### Exercise goal
Please find all lines in the data that hold the string "millions" and copy them.

### Provided information

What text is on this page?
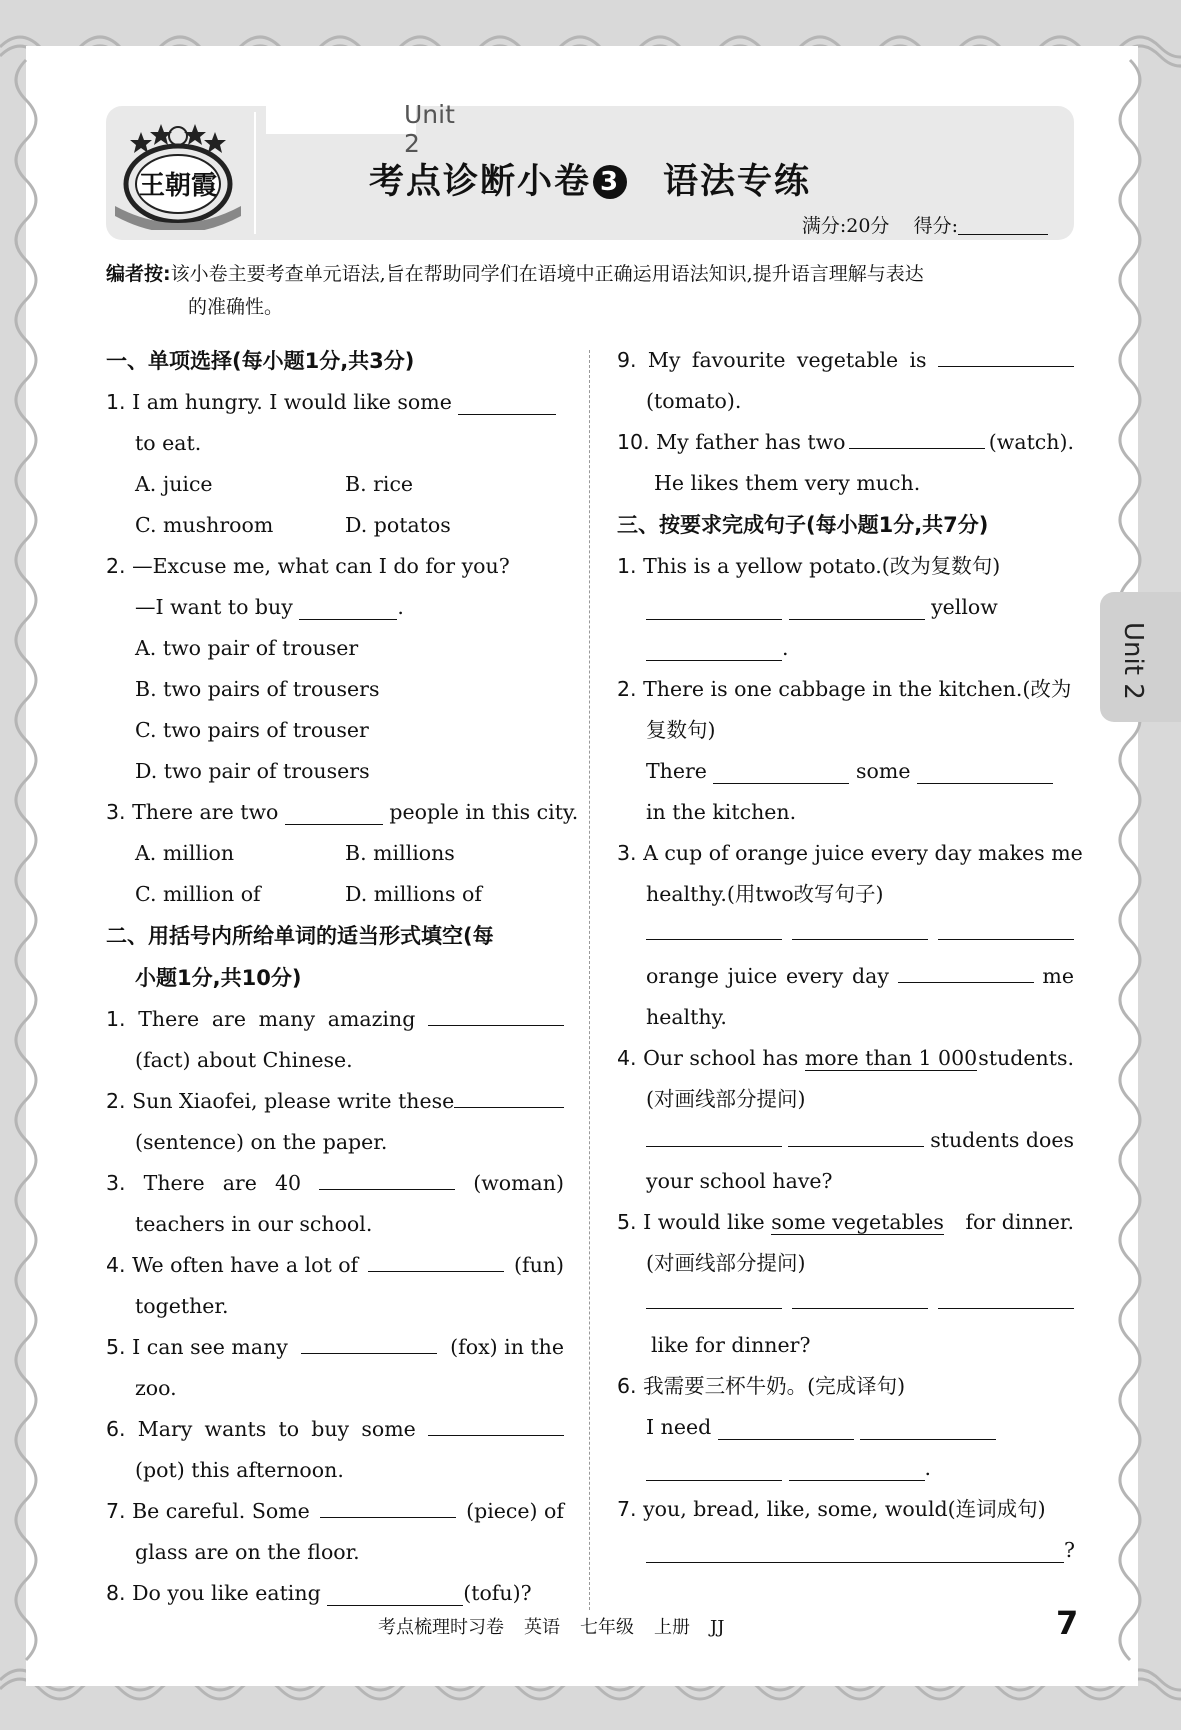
Unit 2
王朝霞	考点诊断小卷 3 语法专练
满分:20分 得分:
编者按:该小卷主要考查单元语法,旨在帮助同学们在语境中正确运用语法知识,提升语言理解与表达
的准确性。
一、单项选择(每小题1分,共3分)
1. I am hungry. I would like some
to eat.
A. juice	B. rice
C. mushroom	D. potatos
2. —Excuse me, what can I do for you?
—I want to buy	.
A. two pair of trouser
B. two pairs of trousers
C. two pairs of trouser
D. two pair of trousers
3. There are two	people in this city.
A. million	B. millions
C. million of	D. millions of
二、用括号内所给单词的适当形式填空(每
小题1分,共10分)
1. There are many amazing
(fact) about Chinese.
2. Sun Xiaofei, please write these
(sentence) on the paper.
3. There are 40	(woman)
teachers in our school.
4. We often have a lot of	(fun)
together.
5. I can see many	(fox) in the
zoo.
6. Mary wants to buy some
(pot) this afternoon.
7. Be careful. Some	(piece) of
glass are on the floor.
8. Do you like eating	(tofu)?
9. My favourite vegetable is
(tomato).
10. My father has two	(watch).
He likes them very much.
三、按要求完成句子(每小题1分,共7分)
1. This is a yellow potato.(改为复数句)
yellow
.
2. There is one cabbage in the kitchen.(改为
复数句)
There	some
in the kitchen.
3. A cup of orange juice every day makes me
healthy.(用two改写句子)
orange juice every day	me
healthy.
4. Our school has more than 1 000 students.
(对画线部分提问)
students does
your school have?
5. I would like some vegetables for dinner.
(对画线部分提问)
like for dinner?
6. 我需要三杯牛奶。(完成译句)
I need
.
7. you, bread, like, some, would(连词成句)
?
Unit 2
考点梳理时习卷 英语 七年级 上册 JJ	7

### Result
A. million	B. millions
C. million of	D. millions of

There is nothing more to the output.